> Problem description
Transcribe the full listing exactly, and drop every picture.
━━━━
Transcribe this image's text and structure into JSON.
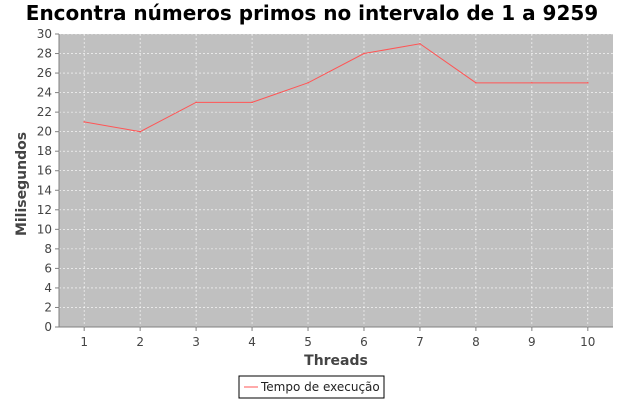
{
  "chart_data": {
    "type": "line",
    "title": "Encontra números primos no intervalo de 1 a 9259",
    "xlabel": "Threads",
    "ylabel": "Milisegundos",
    "x": [
      1,
      2,
      3,
      4,
      5,
      6,
      7,
      8,
      9,
      10
    ],
    "xlim": [
      0.55,
      10.45
    ],
    "ylim": [
      0,
      30
    ],
    "yticks": [
      0,
      2,
      4,
      6,
      8,
      10,
      12,
      14,
      16,
      18,
      20,
      22,
      24,
      26,
      28,
      30
    ],
    "grid": true,
    "legend_position": "bottom",
    "series": [
      {
        "name": "Tempo de execução",
        "color": "#ff5555",
        "values": [
          21,
          20,
          23,
          23,
          25,
          28,
          29,
          25,
          25,
          25
        ]
      }
    ],
    "colors": {
      "plot_background": "#c0c0c0",
      "grid": "#ffffff",
      "axis": "#808080"
    }
  }
}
━━━━
> Full answer
Transcribe this image's text and structure into JSON.
{
  "chart_data": {
    "type": "line",
    "title": "Encontra números primos no intervalo de 1 a 9259",
    "xlabel": "Threads",
    "ylabel": "Milisegundos",
    "x": [
      1,
      2,
      3,
      4,
      5,
      6,
      7,
      8,
      9,
      10
    ],
    "xlim": [
      0.55,
      10.45
    ],
    "ylim": [
      0,
      30
    ],
    "yticks": [
      0,
      2,
      4,
      6,
      8,
      10,
      12,
      14,
      16,
      18,
      20,
      22,
      24,
      26,
      28,
      30
    ],
    "grid": true,
    "legend_position": "bottom",
    "series": [
      {
        "name": "Tempo de execução",
        "color": "#ff5555",
        "values": [
          21,
          20,
          23,
          23,
          25,
          28,
          29,
          25,
          25,
          25
        ]
      }
    ],
    "colors": {
      "plot_background": "#c0c0c0",
      "grid": "#ffffff",
      "axis": "#808080"
    }
  }
}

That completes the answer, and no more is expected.